*Direction*
Report the count of lines containing the word "data" in the entries below, and nothing more.

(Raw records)
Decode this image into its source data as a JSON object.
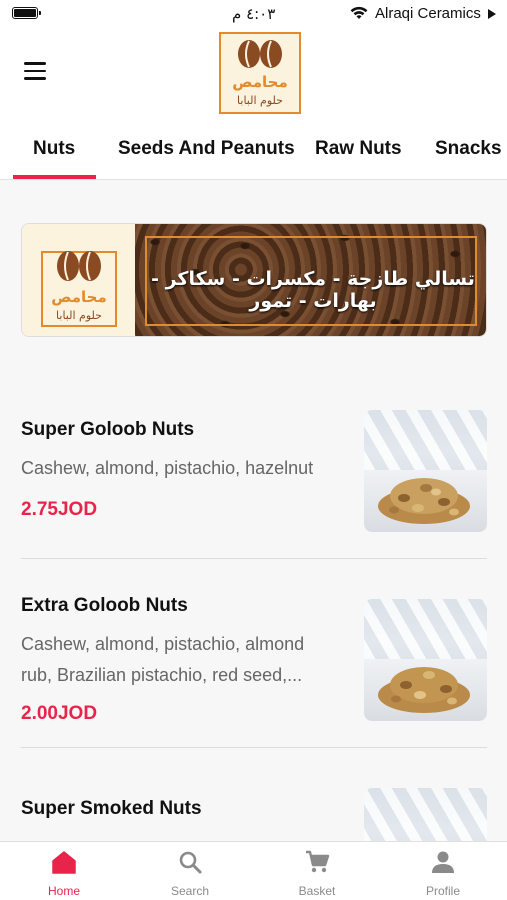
{
  "status_bar": {
    "time": "٤:٠٣ م",
    "carrier": "Alraqi Ceramics"
  },
  "header": {
    "menu_icon": "hamburger-menu-icon",
    "logo_text": {
      "line1": "محامص",
      "line2": "حلوم البابا"
    }
  },
  "tabs": [
    {
      "label": "Nuts",
      "active": true
    },
    {
      "label": "Seeds And Peanuts",
      "active": false
    },
    {
      "label": "Raw Nuts",
      "active": false
    },
    {
      "label": "Snacks",
      "active": false
    }
  ],
  "banner": {
    "text": "تسالي طازجة - مكسرات - سكاكر - بهارات - تمور"
  },
  "products": [
    {
      "name": "Super Goloob Nuts",
      "description": "Cashew, almond, pistachio, hazelnut",
      "price": "2.75JOD"
    },
    {
      "name": "Extra Goloob Nuts",
      "description_line1": "Cashew, almond, pistachio, almond",
      "description_line2": "rub, Brazilian pistachio, red seed,...",
      "price": "2.00JOD"
    },
    {
      "name": "Super Smoked Nuts"
    }
  ],
  "bottom_nav": [
    {
      "label": "Home",
      "icon": "home-icon",
      "active": true
    },
    {
      "label": "Search",
      "icon": "search-icon",
      "active": false
    },
    {
      "label": "Basket",
      "icon": "cart-icon",
      "active": false
    },
    {
      "label": "Profile",
      "icon": "profile-icon",
      "active": false
    }
  ],
  "colors": {
    "accent": "#e8244a",
    "logo_brown": "#8a4a22",
    "logo_orange": "#e38a2d",
    "banner_cream": "#fbf3dd"
  }
}
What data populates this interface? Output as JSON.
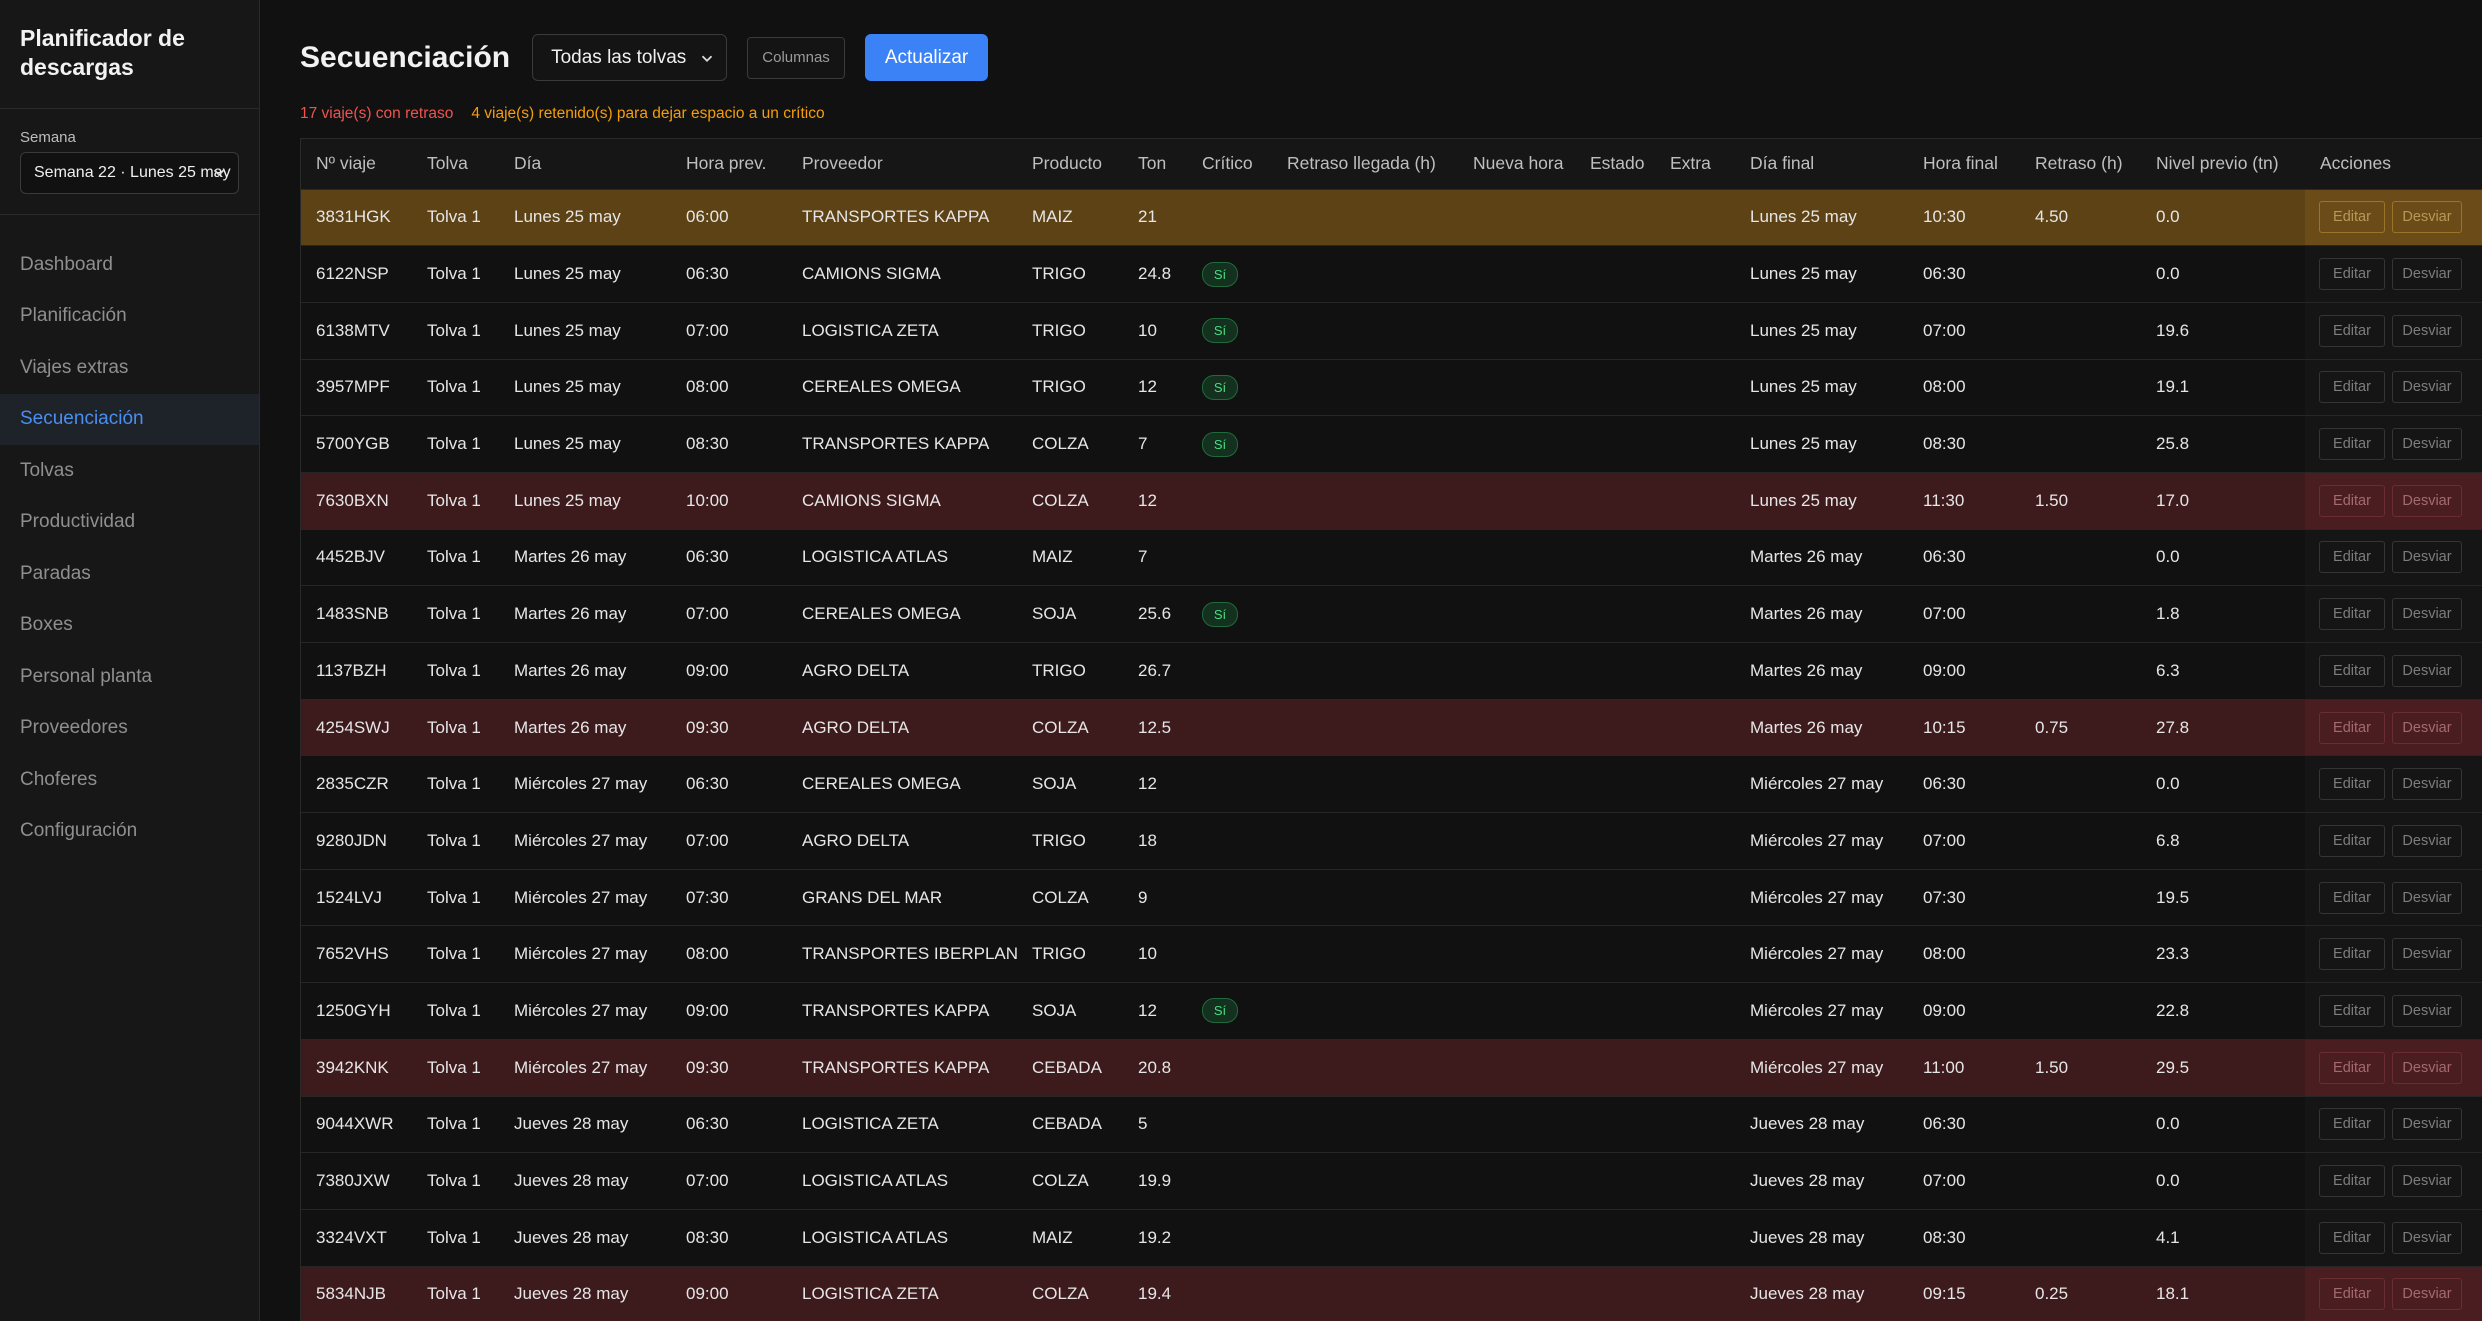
{
  "sidebar": {
    "brand": "Planificador de descargas",
    "week_label": "Semana",
    "week_value": "Semana 22 · Lunes 25 may",
    "items": [
      {
        "label": "Dashboard"
      },
      {
        "label": "Planificación"
      },
      {
        "label": "Viajes extras"
      },
      {
        "label": "Secuenciación"
      },
      {
        "label": "Tolvas"
      },
      {
        "label": "Productividad"
      },
      {
        "label": "Paradas"
      },
      {
        "label": "Boxes"
      },
      {
        "label": "Personal planta"
      },
      {
        "label": "Proveedores"
      },
      {
        "label": "Choferes"
      },
      {
        "label": "Configuración"
      }
    ],
    "active_index": 3
  },
  "header": {
    "title": "Secuenciación",
    "tolva_filter": "Todas las tolvas",
    "columns_label": "Columnas",
    "refresh_label": "Actualizar"
  },
  "alerts": {
    "delay_text": "17 viaje(s) con retraso",
    "held_text": "4 viaje(s) retenido(s) para dejar espacio a un crítico"
  },
  "colors": {
    "accent": "#3b82f6",
    "delayed_row": "#3d1a1c",
    "held_row": "#5c4214",
    "critical_badge": "#4ade80"
  },
  "table": {
    "columns": [
      "Nº viaje",
      "Tolva",
      "Día",
      "Hora prev.",
      "Proveedor",
      "Producto",
      "Ton",
      "Crítico",
      "Retraso llegada (h)",
      "Nueva hora",
      "Estado",
      "Extra",
      "Día final",
      "Hora final",
      "Retraso (h)",
      "Nivel previo (tn)",
      "Acciones"
    ],
    "edit_label": "Editar",
    "divert_label": "Desviar",
    "rows": [
      {
        "status": "held",
        "trip": "3831HGK",
        "tolva": "Tolva 1",
        "day": "Lunes 25 may",
        "time": "06:00",
        "supplier": "TRANSPORTES KAPPA",
        "product": "MAIZ",
        "ton": "21",
        "critical": "",
        "arrival_delay": "",
        "new_time": "",
        "state": "",
        "extra": "",
        "final_day": "Lunes 25 may",
        "final_time": "10:30",
        "delay": "4.50",
        "prev_level": "0.0"
      },
      {
        "status": "normal",
        "trip": "6122NSP",
        "tolva": "Tolva 1",
        "day": "Lunes 25 may",
        "time": "06:30",
        "supplier": "CAMIONS SIGMA",
        "product": "TRIGO",
        "ton": "24.8",
        "critical": "Sí",
        "arrival_delay": "",
        "new_time": "",
        "state": "",
        "extra": "",
        "final_day": "Lunes 25 may",
        "final_time": "06:30",
        "delay": "",
        "prev_level": "0.0"
      },
      {
        "status": "normal",
        "trip": "6138MTV",
        "tolva": "Tolva 1",
        "day": "Lunes 25 may",
        "time": "07:00",
        "supplier": "LOGISTICA ZETA",
        "product": "TRIGO",
        "ton": "10",
        "critical": "Sí",
        "arrival_delay": "",
        "new_time": "",
        "state": "",
        "extra": "",
        "final_day": "Lunes 25 may",
        "final_time": "07:00",
        "delay": "",
        "prev_level": "19.6"
      },
      {
        "status": "normal",
        "trip": "3957MPF",
        "tolva": "Tolva 1",
        "day": "Lunes 25 may",
        "time": "08:00",
        "supplier": "CEREALES OMEGA",
        "product": "TRIGO",
        "ton": "12",
        "critical": "Sí",
        "arrival_delay": "",
        "new_time": "",
        "state": "",
        "extra": "",
        "final_day": "Lunes 25 may",
        "final_time": "08:00",
        "delay": "",
        "prev_level": "19.1"
      },
      {
        "status": "normal",
        "trip": "5700YGB",
        "tolva": "Tolva 1",
        "day": "Lunes 25 may",
        "time": "08:30",
        "supplier": "TRANSPORTES KAPPA",
        "product": "COLZA",
        "ton": "7",
        "critical": "Sí",
        "arrival_delay": "",
        "new_time": "",
        "state": "",
        "extra": "",
        "final_day": "Lunes 25 may",
        "final_time": "08:30",
        "delay": "",
        "prev_level": "25.8"
      },
      {
        "status": "delayed",
        "trip": "7630BXN",
        "tolva": "Tolva 1",
        "day": "Lunes 25 may",
        "time": "10:00",
        "supplier": "CAMIONS SIGMA",
        "product": "COLZA",
        "ton": "12",
        "critical": "",
        "arrival_delay": "",
        "new_time": "",
        "state": "",
        "extra": "",
        "final_day": "Lunes 25 may",
        "final_time": "11:30",
        "delay": "1.50",
        "prev_level": "17.0"
      },
      {
        "status": "normal",
        "trip": "4452BJV",
        "tolva": "Tolva 1",
        "day": "Martes 26 may",
        "time": "06:30",
        "supplier": "LOGISTICA ATLAS",
        "product": "MAIZ",
        "ton": "7",
        "critical": "",
        "arrival_delay": "",
        "new_time": "",
        "state": "",
        "extra": "",
        "final_day": "Martes 26 may",
        "final_time": "06:30",
        "delay": "",
        "prev_level": "0.0"
      },
      {
        "status": "normal",
        "trip": "1483SNB",
        "tolva": "Tolva 1",
        "day": "Martes 26 may",
        "time": "07:00",
        "supplier": "CEREALES OMEGA",
        "product": "SOJA",
        "ton": "25.6",
        "critical": "Sí",
        "arrival_delay": "",
        "new_time": "",
        "state": "",
        "extra": "",
        "final_day": "Martes 26 may",
        "final_time": "07:00",
        "delay": "",
        "prev_level": "1.8"
      },
      {
        "status": "normal",
        "trip": "1137BZH",
        "tolva": "Tolva 1",
        "day": "Martes 26 may",
        "time": "09:00",
        "supplier": "AGRO DELTA",
        "product": "TRIGO",
        "ton": "26.7",
        "critical": "",
        "arrival_delay": "",
        "new_time": "",
        "state": "",
        "extra": "",
        "final_day": "Martes 26 may",
        "final_time": "09:00",
        "delay": "",
        "prev_level": "6.3"
      },
      {
        "status": "delayed",
        "trip": "4254SWJ",
        "tolva": "Tolva 1",
        "day": "Martes 26 may",
        "time": "09:30",
        "supplier": "AGRO DELTA",
        "product": "COLZA",
        "ton": "12.5",
        "critical": "",
        "arrival_delay": "",
        "new_time": "",
        "state": "",
        "extra": "",
        "final_day": "Martes 26 may",
        "final_time": "10:15",
        "delay": "0.75",
        "prev_level": "27.8"
      },
      {
        "status": "normal",
        "trip": "2835CZR",
        "tolva": "Tolva 1",
        "day": "Miércoles 27 may",
        "time": "06:30",
        "supplier": "CEREALES OMEGA",
        "product": "SOJA",
        "ton": "12",
        "critical": "",
        "arrival_delay": "",
        "new_time": "",
        "state": "",
        "extra": "",
        "final_day": "Miércoles 27 may",
        "final_time": "06:30",
        "delay": "",
        "prev_level": "0.0"
      },
      {
        "status": "normal",
        "trip": "9280JDN",
        "tolva": "Tolva 1",
        "day": "Miércoles 27 may",
        "time": "07:00",
        "supplier": "AGRO DELTA",
        "product": "TRIGO",
        "ton": "18",
        "critical": "",
        "arrival_delay": "",
        "new_time": "",
        "state": "",
        "extra": "",
        "final_day": "Miércoles 27 may",
        "final_time": "07:00",
        "delay": "",
        "prev_level": "6.8"
      },
      {
        "status": "normal",
        "trip": "1524LVJ",
        "tolva": "Tolva 1",
        "day": "Miércoles 27 may",
        "time": "07:30",
        "supplier": "GRANS DEL MAR",
        "product": "COLZA",
        "ton": "9",
        "critical": "",
        "arrival_delay": "",
        "new_time": "",
        "state": "",
        "extra": "",
        "final_day": "Miércoles 27 may",
        "final_time": "07:30",
        "delay": "",
        "prev_level": "19.5"
      },
      {
        "status": "normal",
        "trip": "7652VHS",
        "tolva": "Tolva 1",
        "day": "Miércoles 27 may",
        "time": "08:00",
        "supplier": "TRANSPORTES IBERPLAN",
        "product": "TRIGO",
        "ton": "10",
        "critical": "",
        "arrival_delay": "",
        "new_time": "",
        "state": "",
        "extra": "",
        "final_day": "Miércoles 27 may",
        "final_time": "08:00",
        "delay": "",
        "prev_level": "23.3"
      },
      {
        "status": "normal",
        "trip": "1250GYH",
        "tolva": "Tolva 1",
        "day": "Miércoles 27 may",
        "time": "09:00",
        "supplier": "TRANSPORTES KAPPA",
        "product": "SOJA",
        "ton": "12",
        "critical": "Sí",
        "arrival_delay": "",
        "new_time": "",
        "state": "",
        "extra": "",
        "final_day": "Miércoles 27 may",
        "final_time": "09:00",
        "delay": "",
        "prev_level": "22.8"
      },
      {
        "status": "delayed",
        "trip": "3942KNK",
        "tolva": "Tolva 1",
        "day": "Miércoles 27 may",
        "time": "09:30",
        "supplier": "TRANSPORTES KAPPA",
        "product": "CEBADA",
        "ton": "20.8",
        "critical": "",
        "arrival_delay": "",
        "new_time": "",
        "state": "",
        "extra": "",
        "final_day": "Miércoles 27 may",
        "final_time": "11:00",
        "delay": "1.50",
        "prev_level": "29.5"
      },
      {
        "status": "normal",
        "trip": "9044XWR",
        "tolva": "Tolva 1",
        "day": "Jueves 28 may",
        "time": "06:30",
        "supplier": "LOGISTICA ZETA",
        "product": "CEBADA",
        "ton": "5",
        "critical": "",
        "arrival_delay": "",
        "new_time": "",
        "state": "",
        "extra": "",
        "final_day": "Jueves 28 may",
        "final_time": "06:30",
        "delay": "",
        "prev_level": "0.0"
      },
      {
        "status": "normal",
        "trip": "7380JXW",
        "tolva": "Tolva 1",
        "day": "Jueves 28 may",
        "time": "07:00",
        "supplier": "LOGISTICA ATLAS",
        "product": "COLZA",
        "ton": "19.9",
        "critical": "",
        "arrival_delay": "",
        "new_time": "",
        "state": "",
        "extra": "",
        "final_day": "Jueves 28 may",
        "final_time": "07:00",
        "delay": "",
        "prev_level": "0.0"
      },
      {
        "status": "normal",
        "trip": "3324VXT",
        "tolva": "Tolva 1",
        "day": "Jueves 28 may",
        "time": "08:30",
        "supplier": "LOGISTICA ATLAS",
        "product": "MAIZ",
        "ton": "19.2",
        "critical": "",
        "arrival_delay": "",
        "new_time": "",
        "state": "",
        "extra": "",
        "final_day": "Jueves 28 may",
        "final_time": "08:30",
        "delay": "",
        "prev_level": "4.1"
      },
      {
        "status": "delayed",
        "trip": "5834NJB",
        "tolva": "Tolva 1",
        "day": "Jueves 28 may",
        "time": "09:00",
        "supplier": "LOGISTICA ZETA",
        "product": "COLZA",
        "ton": "19.4",
        "critical": "",
        "arrival_delay": "",
        "new_time": "",
        "state": "",
        "extra": "",
        "final_day": "Jueves 28 may",
        "final_time": "09:15",
        "delay": "0.25",
        "prev_level": "18.1"
      }
    ]
  }
}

*Right answer*
2